- _Short exercise_: Write out the entire listing below exactly, with the pictures left out.

- _Task input_:

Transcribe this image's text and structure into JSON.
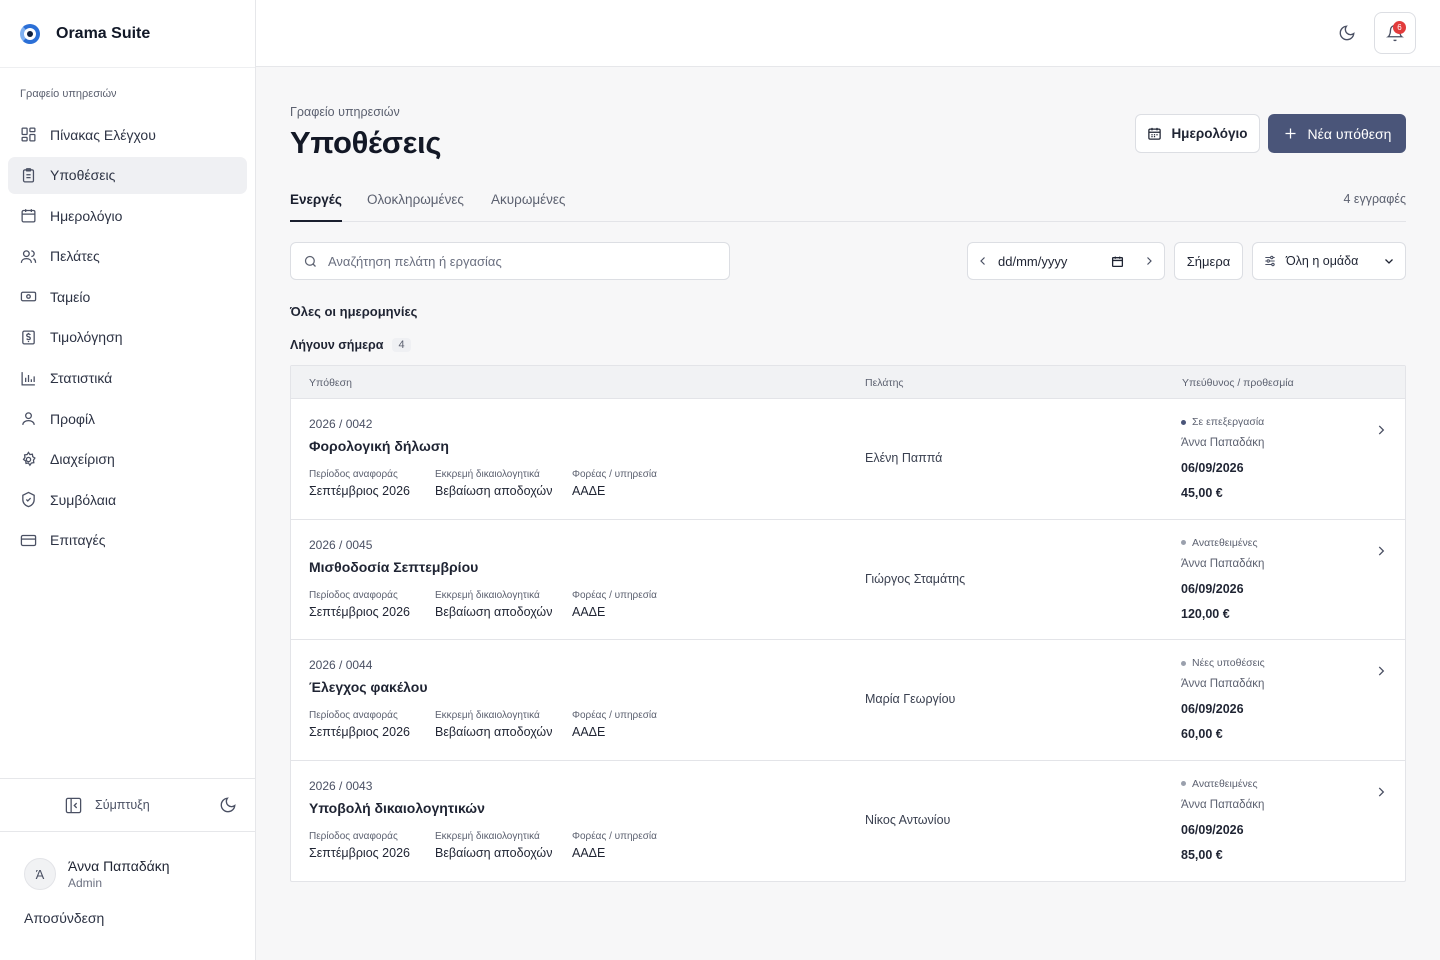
{
  "app": {
    "name": "Orama Suite"
  },
  "sidebar": {
    "section": "Γραφείο υπηρεσιών",
    "items": [
      {
        "label": "Πίνακας Ελέγχου",
        "icon": "dashboard-icon"
      },
      {
        "label": "Υποθέσεις",
        "icon": "clipboard-icon",
        "active": true
      },
      {
        "label": "Ημερολόγιο",
        "icon": "calendar-icon"
      },
      {
        "label": "Πελάτες",
        "icon": "users-icon"
      },
      {
        "label": "Ταμείο",
        "icon": "cash-icon"
      },
      {
        "label": "Τιμολόγηση",
        "icon": "invoice-icon"
      },
      {
        "label": "Στατιστικά",
        "icon": "bar-chart-icon"
      },
      {
        "label": "Προφίλ",
        "icon": "user-icon"
      },
      {
        "label": "Διαχείριση",
        "icon": "gear-icon"
      },
      {
        "label": "Συμβόλαια",
        "icon": "shield-icon"
      },
      {
        "label": "Επιταγές",
        "icon": "credit-card-icon"
      }
    ],
    "collapse_label": "Σύμπτυξη",
    "user": {
      "initial": "Ά",
      "name": "Άννα Παπαδάκη",
      "role": "Admin"
    },
    "logout_label": "Αποσύνδεση"
  },
  "topbar": {
    "notifications_count": "6"
  },
  "page": {
    "breadcrumb": "Γραφείο υπηρεσιών",
    "title": "Υποθέσεις",
    "calendar_button": "Ημερολόγιο",
    "new_button": "Νέα υπόθεση",
    "tabs": [
      "Ενεργές",
      "Ολοκληρωμένες",
      "Ακυρωμένες"
    ],
    "record_count": "4 εγγραφές",
    "search_placeholder": "Αναζήτηση πελάτη ή εργασίας",
    "date_placeholder": "dd/mm/yyyy",
    "today_button": "Σήμερα",
    "group_select": "Όλη η ομάδα",
    "all_dates_label": "Όλες οι ημερομηνίες",
    "due_today_label": "Λήγουν σήμερα",
    "due_today_count": "4"
  },
  "table": {
    "headers": [
      "Υπόθεση",
      "Πελάτης",
      "Υπεύθυνος / προθεσμία"
    ],
    "meta_labels": [
      "Περίοδος αναφοράς",
      "Εκκρεμή δικαιολογητικά",
      "Φορέας / υπηρεσία"
    ],
    "rows": [
      {
        "number": "2026 / 0042",
        "title": "Φορολογική δήλωση",
        "period": "Σεπτέμβριος 2026",
        "docs": "Βεβαίωση αποδοχών",
        "agency": "ΑΑΔΕ",
        "client": "Ελένη Παππά",
        "status": "Σε επεξεργασία",
        "owner": "Άννα Παπαδάκη",
        "date": "06/09/2026",
        "amount": "45,00 €"
      },
      {
        "number": "2026 / 0045",
        "title": "Μισθοδοσία Σεπτεμβρίου",
        "period": "Σεπτέμβριος 2026",
        "docs": "Βεβαίωση αποδοχών",
        "agency": "ΑΑΔΕ",
        "client": "Γιώργος Σταμάτης",
        "status": "Ανατεθειμένες",
        "owner": "Άννα Παπαδάκη",
        "date": "06/09/2026",
        "amount": "120,00 €"
      },
      {
        "number": "2026 / 0044",
        "title": "Έλεγχος φακέλου",
        "period": "Σεπτέμβριος 2026",
        "docs": "Βεβαίωση αποδοχών",
        "agency": "ΑΑΔΕ",
        "client": "Μαρία Γεωργίου",
        "status": "Νέες υποθέσεις",
        "owner": "Άννα Παπαδάκη",
        "date": "06/09/2026",
        "amount": "60,00 €"
      },
      {
        "number": "2026 / 0043",
        "title": "Υποβολή δικαιολογητικών",
        "period": "Σεπτέμβριος 2026",
        "docs": "Βεβαίωση αποδοχών",
        "agency": "ΑΑΔΕ",
        "client": "Νίκος Αντωνίου",
        "status": "Ανατεθειμένες",
        "owner": "Άννα Παπαδάκη",
        "date": "06/09/2026",
        "amount": "85,00 €"
      }
    ]
  },
  "colors": {
    "primary": "#4a5579",
    "badge": "#e23b3b",
    "active_nav": "#eff0f3"
  }
}
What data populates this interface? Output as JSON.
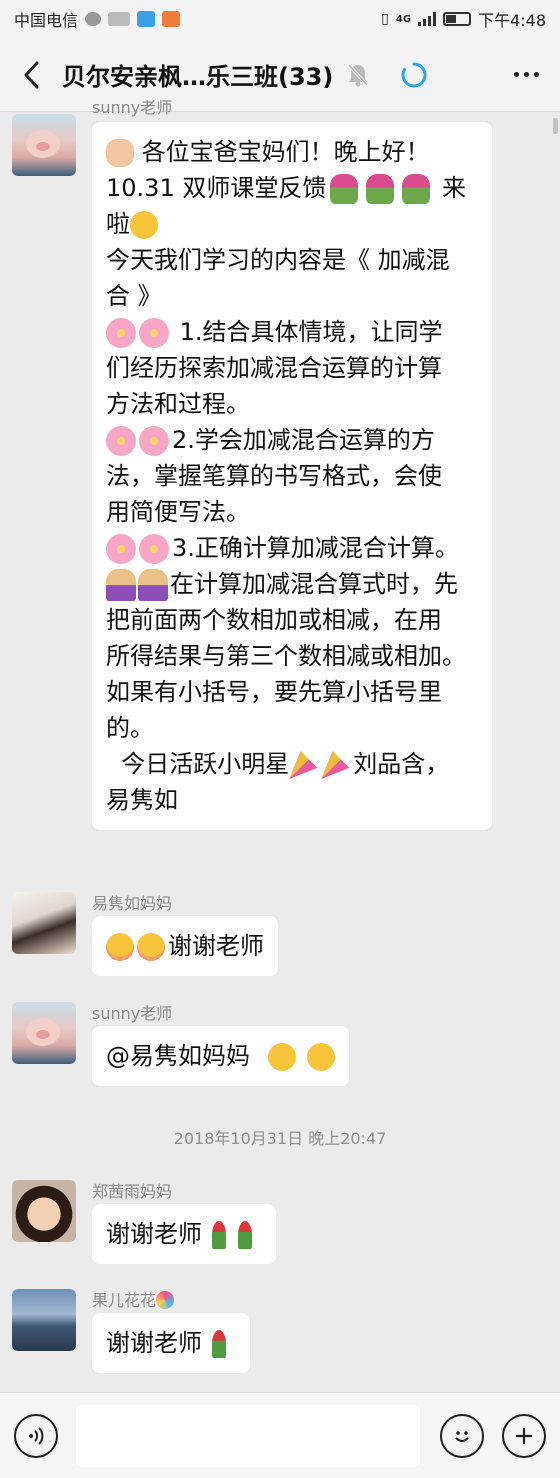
{
  "status_bar": {
    "carrier": "中国电信",
    "network": "4G",
    "time": "下午4:48"
  },
  "header": {
    "title": "贝尔安亲枫…乐三班(33)"
  },
  "messages": [
    {
      "sender": "sunny老师",
      "lines": [
        " 各位宝爸宝妈们！晚上好！",
        "10.31 双师课堂反馈",
        "来",
        "啦",
        "今天我们学习的内容是《 加减混",
        "合 》",
        " 1.结合具体情境，让同学",
        "们经历探索加减混合运算的计算",
        "方法和过程。",
        "2.学会加减混合运算的方",
        "法，掌握笔算的书写格式，会使",
        "用简便写法。",
        "3.正确计算加减混合计算。",
        "在计算加减混合算式时，先",
        "把前面两个数相加或相减，在用",
        "所得结果与第三个数相减或相加。",
        "如果有小括号，要先算小括号里",
        "的。",
        "  今日活跃小明星",
        "刘品含，",
        "易隽如"
      ]
    },
    {
      "sender": "易隽如妈妈",
      "text": "谢谢老师"
    },
    {
      "sender": "sunny老师",
      "text": "@易隽如妈妈"
    },
    {
      "sender": "郑茜雨妈妈",
      "text": "谢谢老师"
    },
    {
      "sender": "果儿花花",
      "text": "谢谢老师"
    }
  ],
  "timestamp": "2018年10月31日 晚上20:47",
  "input": {
    "placeholder": ""
  },
  "icons": {
    "emoji_flower": "cherry-blossom",
    "emoji_bouquet": "bouquet",
    "emoji_rose": "rose",
    "emoji_party": "party-popper"
  }
}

- _Complete answer_:
Transcribe this image's text and structure into JSON.
{
  "app": {
    "name": "Orama Suite"
  },
  "sidebar": {
    "section": "Γραφείο υπηρεσιών",
    "items": [
      {
        "label": "Πίνακας Ελέγχου",
        "icon": "dashboard-icon"
      },
      {
        "label": "Υποθέσεις",
        "icon": "clipboard-icon",
        "active": true
      },
      {
        "label": "Ημερολόγιο",
        "icon": "calendar-icon"
      },
      {
        "label": "Πελάτες",
        "icon": "users-icon"
      },
      {
        "label": "Ταμείο",
        "icon": "cash-icon"
      },
      {
        "label": "Τιμολόγηση",
        "icon": "invoice-icon"
      },
      {
        "label": "Στατιστικά",
        "icon": "bar-chart-icon"
      },
      {
        "label": "Προφίλ",
        "icon": "user-icon"
      },
      {
        "label": "Διαχείριση",
        "icon": "gear-icon"
      },
      {
        "label": "Συμβόλαια",
        "icon": "shield-icon"
      },
      {
        "label": "Επιταγές",
        "icon": "credit-card-icon"
      }
    ],
    "collapse_label": "Σύμπτυξη",
    "user": {
      "initial": "Ά",
      "name": "Άννα Παπαδάκη",
      "role": "Admin"
    },
    "logout_label": "Αποσύνδεση"
  },
  "topbar": {
    "notifications_count": "6"
  },
  "page": {
    "breadcrumb": "Γραφείο υπηρεσιών",
    "title": "Υποθέσεις",
    "calendar_button": "Ημερολόγιο",
    "new_button": "Νέα υπόθεση",
    "tabs": [
      "Ενεργές",
      "Ολοκληρωμένες",
      "Ακυρωμένες"
    ],
    "record_count": "4 εγγραφές",
    "search_placeholder": "Αναζήτηση πελάτη ή εργασίας",
    "date_placeholder": "dd/mm/yyyy",
    "today_button": "Σήμερα",
    "group_select": "Όλη η ομάδα",
    "all_dates_label": "Όλες οι ημερομηνίες",
    "due_today_label": "Λήγουν σήμερα",
    "due_today_count": "4"
  },
  "table": {
    "headers": [
      "Υπόθεση",
      "Πελάτης",
      "Υπεύθυνος / προθεσμία"
    ],
    "meta_labels": [
      "Περίοδος αναφοράς",
      "Εκκρεμή δικαιολογητικά",
      "Φορέας / υπηρεσία"
    ],
    "rows": [
      {
        "number": "2026 / 0042",
        "title": "Φορολογική δήλωση",
        "period": "Σεπτέμβριος 2026",
        "docs": "Βεβαίωση αποδοχών",
        "agency": "ΑΑΔΕ",
        "client": "Ελένη Παππά",
        "status": "Σε επεξεργασία",
        "owner": "Άννα Παπαδάκη",
        "date": "06/09/2026",
        "amount": "45,00 €"
      },
      {
        "number": "2026 / 0045",
        "title": "Μισθοδοσία Σεπτεμβρίου",
        "period": "Σεπτέμβριος 2026",
        "docs": "Βεβαίωση αποδοχών",
        "agency": "ΑΑΔΕ",
        "client": "Γιώργος Σταμάτης",
        "status": "Ανατεθειμένες",
        "owner": "Άννα Παπαδάκη",
        "date": "06/09/2026",
        "amount": "120,00 €"
      },
      {
        "number": "2026 / 0044",
        "title": "Έλεγχος φακέλου",
        "period": "Σεπτέμβριος 2026",
        "docs": "Βεβαίωση αποδοχών",
        "agency": "ΑΑΔΕ",
        "client": "Μαρία Γεωργίου",
        "status": "Νέες υποθέσεις",
        "owner": "Άννα Παπαδάκη",
        "date": "06/09/2026",
        "amount": "60,00 €"
      },
      {
        "number": "2026 / 0043",
        "title": "Υποβολή δικαιολογητικών",
        "period": "Σεπτέμβριος 2026",
        "docs": "Βεβαίωση αποδοχών",
        "agency": "ΑΑΔΕ",
        "client": "Νίκος Αντωνίου",
        "status": "Ανατεθειμένες",
        "owner": "Άννα Παπαδάκη",
        "date": "06/09/2026",
        "amount": "85,00 €"
      }
    ]
  },
  "colors": {
    "primary": "#4a5579",
    "badge": "#e23b3b",
    "active_nav": "#eff0f3"
  }
}
What data populates this interface? Output as JSON.
{
  "status_bar": {
    "carrier": "中国电信",
    "network": "4G",
    "time": "下午4:48"
  },
  "header": {
    "title": "贝尔安亲枫…乐三班(33)"
  },
  "messages": [
    {
      "sender": "sunny老师",
      "lines": [
        " 各位宝爸宝妈们！晚上好！",
        "10.31 双师课堂反馈",
        "来",
        "啦",
        "今天我们学习的内容是《 加减混",
        "合 》",
        " 1.结合具体情境，让同学",
        "们经历探索加减混合运算的计算",
        "方法和过程。",
        "2.学会加减混合运算的方",
        "法，掌握笔算的书写格式，会使",
        "用简便写法。",
        "3.正确计算加减混合计算。",
        "在计算加减混合算式时，先",
        "把前面两个数相加或相减，在用",
        "所得结果与第三个数相减或相加。",
        "如果有小括号，要先算小括号里",
        "的。",
        "  今日活跃小明星",
        "刘品含，",
        "易隽如"
      ]
    },
    {
      "sender": "易隽如妈妈",
      "text": "谢谢老师"
    },
    {
      "sender": "sunny老师",
      "text": "@易隽如妈妈"
    },
    {
      "sender": "郑茜雨妈妈",
      "text": "谢谢老师"
    },
    {
      "sender": "果儿花花",
      "text": "谢谢老师"
    }
  ],
  "timestamp": "2018年10月31日 晚上20:47",
  "input": {
    "placeholder": ""
  },
  "icons": {
    "emoji_flower": "cherry-blossom",
    "emoji_bouquet": "bouquet",
    "emoji_rose": "rose",
    "emoji_party": "party-popper"
  }
}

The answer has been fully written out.